EXERCISE BRIEF: Please output every line of the material as it stands, without the pictures.

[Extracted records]
------------------------------------------------

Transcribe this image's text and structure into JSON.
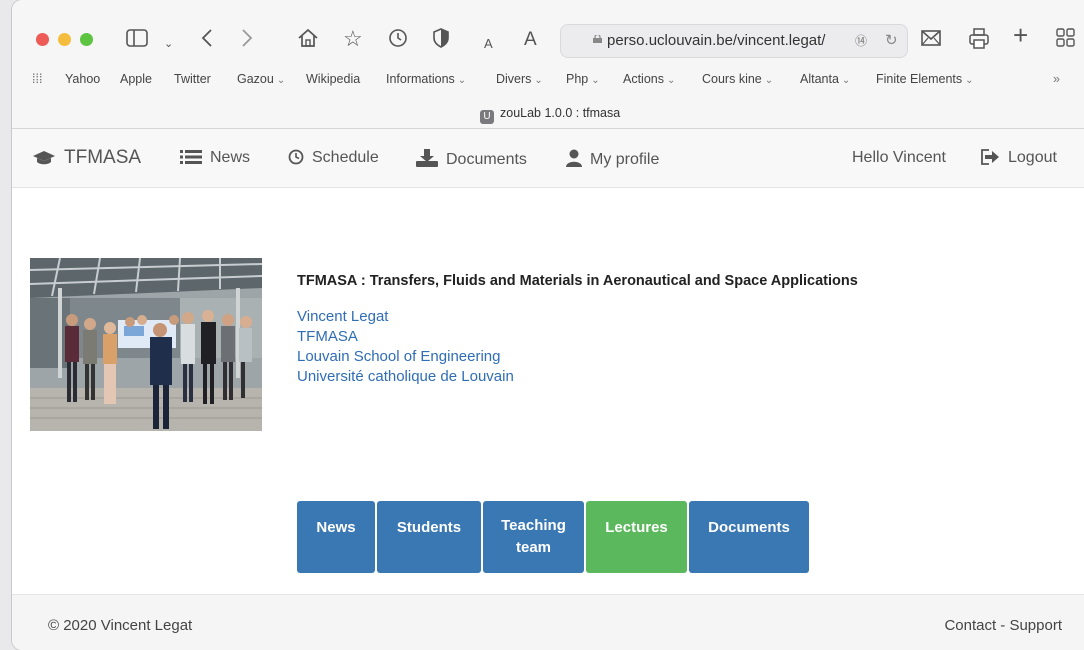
{
  "browser": {
    "url": "perso.uclouvain.be/vincent.legat/",
    "tab_title": "zouLab 1.0.0 : tfmasa",
    "tab_favicon_letter": "U",
    "bookmarks": [
      {
        "label": "Yahoo",
        "chevron": false
      },
      {
        "label": "Apple",
        "chevron": false
      },
      {
        "label": "Twitter",
        "chevron": false
      },
      {
        "label": "Gazou",
        "chevron": true
      },
      {
        "label": "Wikipedia",
        "chevron": false
      },
      {
        "label": "Informations",
        "chevron": true
      },
      {
        "label": "Divers",
        "chevron": true
      },
      {
        "label": "Php",
        "chevron": true
      },
      {
        "label": "Actions",
        "chevron": true
      },
      {
        "label": "Cours kine",
        "chevron": true
      },
      {
        "label": "Altanta",
        "chevron": true
      },
      {
        "label": "Finite Elements",
        "chevron": true
      }
    ],
    "overflow": "»"
  },
  "navbar": {
    "brand": "TFMASA",
    "news": "News",
    "schedule": "Schedule",
    "documents": "Documents",
    "profile": "My profile",
    "greeting": "Hello Vincent",
    "logout": "Logout"
  },
  "main": {
    "headline": "TFMASA : Transfers, Fluids and Materials in Aeronautical and Space Applications",
    "links": [
      "Vincent Legat",
      "TFMASA",
      "Louvain School of Engineering",
      "Université catholique de Louvain"
    ],
    "tiles": [
      {
        "label": "News",
        "color": "#3a78b3"
      },
      {
        "label": "Students",
        "color": "#3a78b3"
      },
      {
        "label": "Teaching team",
        "color": "#3a78b3"
      },
      {
        "label": "Lectures",
        "color": "#5cb85c"
      },
      {
        "label": "Documents",
        "color": "#3a78b3"
      }
    ]
  },
  "footer": {
    "copyright": "© 2020 Vincent Legat",
    "contact": "Contact - Support"
  },
  "colors": {
    "link": "#2f6db4",
    "tile_blue": "#3a78b3",
    "tile_green": "#5cb85c"
  }
}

------------------------------------------------

RESULT OF THIS TASK:
Transcribe this image's text and structure into JSON.
{
  "browser": {
    "url": "perso.uclouvain.be/vincent.legat/",
    "tab_title": "zouLab 1.0.0 : tfmasa",
    "tab_favicon_letter": "U",
    "bookmarks": [
      {
        "label": "Yahoo",
        "chevron": false
      },
      {
        "label": "Apple",
        "chevron": false
      },
      {
        "label": "Twitter",
        "chevron": false
      },
      {
        "label": "Gazou",
        "chevron": true
      },
      {
        "label": "Wikipedia",
        "chevron": false
      },
      {
        "label": "Informations",
        "chevron": true
      },
      {
        "label": "Divers",
        "chevron": true
      },
      {
        "label": "Php",
        "chevron": true
      },
      {
        "label": "Actions",
        "chevron": true
      },
      {
        "label": "Cours kine",
        "chevron": true
      },
      {
        "label": "Altanta",
        "chevron": true
      },
      {
        "label": "Finite Elements",
        "chevron": true
      }
    ],
    "overflow": "»"
  },
  "navbar": {
    "brand": "TFMASA",
    "news": "News",
    "schedule": "Schedule",
    "documents": "Documents",
    "profile": "My profile",
    "greeting": "Hello Vincent",
    "logout": "Logout"
  },
  "main": {
    "headline": "TFMASA : Transfers, Fluids and Materials in Aeronautical and Space Applications",
    "links": [
      "Vincent Legat",
      "TFMASA",
      "Louvain School of Engineering",
      "Université catholique de Louvain"
    ],
    "tiles": [
      {
        "label": "News",
        "color": "#3a78b3"
      },
      {
        "label": "Students",
        "color": "#3a78b3"
      },
      {
        "label": "Teaching team",
        "color": "#3a78b3"
      },
      {
        "label": "Lectures",
        "color": "#5cb85c"
      },
      {
        "label": "Documents",
        "color": "#3a78b3"
      }
    ]
  },
  "footer": {
    "copyright": "© 2020 Vincent Legat",
    "contact": "Contact - Support"
  },
  "colors": {
    "link": "#2f6db4",
    "tile_blue": "#3a78b3",
    "tile_green": "#5cb85c"
  }
}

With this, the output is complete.